Direction:
Keep the pictures out of the copy and print all the entries below exactly.

++++

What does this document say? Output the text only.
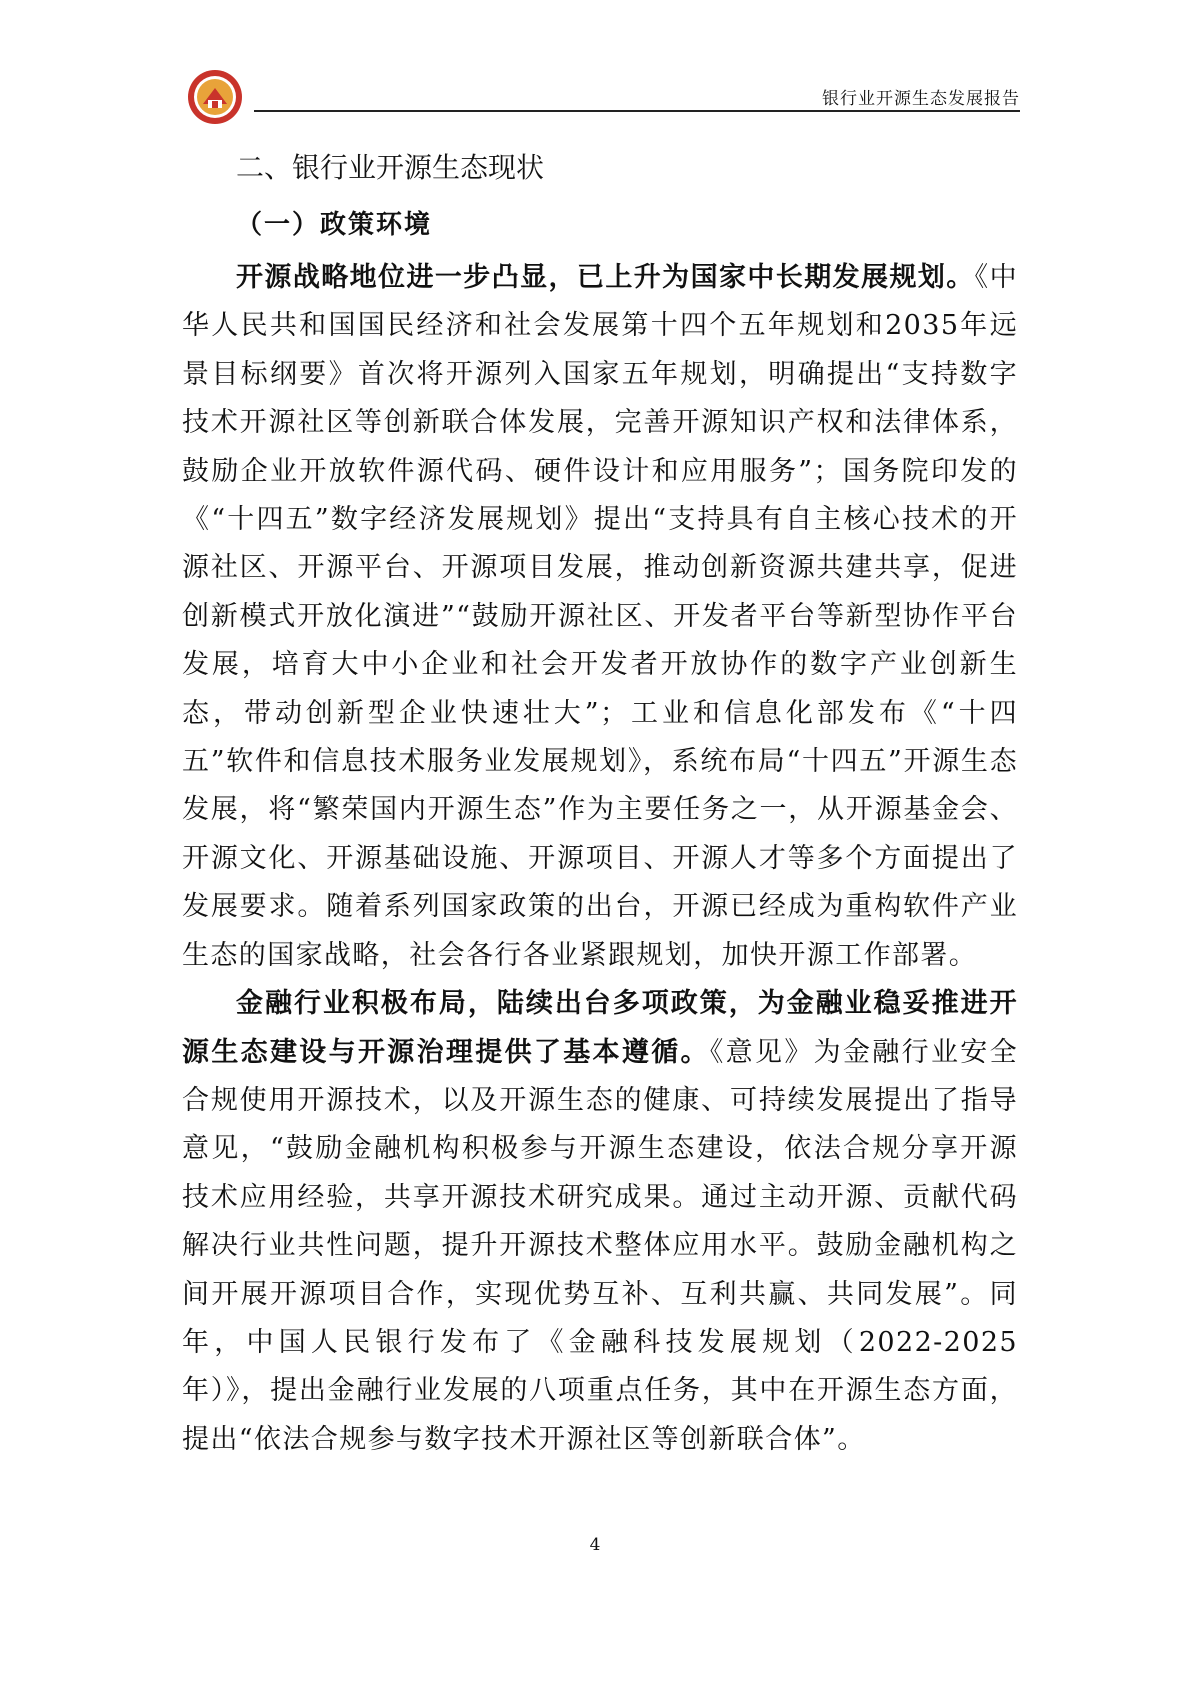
银行业开源生态发展报告
二、银行业开源生态现状
（一）政策环境

开源战略地位进一步凸显，已上升为国家中长期发展规划。《中华人民共和国国民经济和社会发展第十四个五年规划和2035年远景目标纲要》首次将开源列入国家五年规划，明确提出“支持数字技术开源社区等创新联合体发展，完善开源知识产权和法律体系，鼓励企业开放软件源代码、硬件设计和应用服务”；国务院印发的《“十四五”数字经济发展规划》提出“支持具有自主核心技术的开源社区、开源平台、开源项目发展，推动创新资源共建共享，促进创新模式开放化演进”“鼓励开源社区、开发者平台等新型协作平台发展，培育大中小企业和社会开发者开放协作的数字产业创新生态，带动创新型企业快速壮大”；工业和信息化部发布《“十四五”软件和信息技术服务业发展规划》，系统布局“十四五”开源生态发展，将“繁荣国内开源生态”作为主要任务之一，从开源基金会、开源文化、开源基础设施、开源项目、开源人才等多个方面提出了发展要求。随着系列国家政策的出台，开源已经成为重构软件产业生态的国家战略，社会各行各业紧跟规划，加快开源工作部署。

金融行业积极布局，陆续出台多项政策，为金融业稳妥推进开源生态建设与开源治理提供了基本遵循。《意见》为金融行业安全合规使用开源技术，以及开源生态的健康、可持续发展提出了指导意见，“鼓励金融机构积极参与开源生态建设，依法合规分享开源技术应用经验，共享开源技术研究成果。通过主动开源、贡献代码解决行业共性问题，提升开源技术整体应用水平。鼓励金融机构之间开展开源项目合作，实现优势互补、互利共赢、共同发展”。同年，中国人民银行发布了《金融科技发展规划（2022-2025年）》，提出金融行业发展的八项重点任务，其中在开源生态方面，提出“依法合规参与数字技术开源社区等创新联合体”。

4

++++

Output for this exercise:
What does this document say? Output the text only.
银行业开源生态发展报告
二、银行业开源生态现状
（一）政策环境

开源战略地位进一步凸显，已上升为国家中长期发展规划。《中华人民共和国国民经济和社会发展第十四个五年规划和2035年远景目标纲要》首次将开源列入国家五年规划，明确提出“支持数字技术开源社区等创新联合体发展，完善开源知识产权和法律体系，鼓励企业开放软件源代码、硬件设计和应用服务”；国务院印发的《“十四五”数字经济发展规划》提出“支持具有自主核心技术的开源社区、开源平台、开源项目发展，推动创新资源共建共享，促进创新模式开放化演进”“鼓励开源社区、开发者平台等新型协作平台发展，培育大中小企业和社会开发者开放协作的数字产业创新生态，带动创新型企业快速壮大”；工业和信息化部发布《“十四五”软件和信息技术服务业发展规划》，系统布局“十四五”开源生态发展，将“繁荣国内开源生态”作为主要任务之一，从开源基金会、开源文化、开源基础设施、开源项目、开源人才等多个方面提出了发展要求。随着系列国家政策的出台，开源已经成为重构软件产业生态的国家战略，社会各行各业紧跟规划，加快开源工作部署。

金融行业积极布局，陆续出台多项政策，为金融业稳妥推进开源生态建设与开源治理提供了基本遵循。《意见》为金融行业安全合规使用开源技术，以及开源生态的健康、可持续发展提出了指导意见，“鼓励金融机构积极参与开源生态建设，依法合规分享开源技术应用经验，共享开源技术研究成果。通过主动开源、贡献代码解决行业共性问题，提升开源技术整体应用水平。鼓励金融机构之间开展开源项目合作，实现优势互补、互利共赢、共同发展”。同年，中国人民银行发布了《金融科技发展规划（2022-2025年）》，提出金融行业发展的八项重点任务，其中在开源生态方面，提出“依法合规参与数字技术开源社区等创新联合体”。

4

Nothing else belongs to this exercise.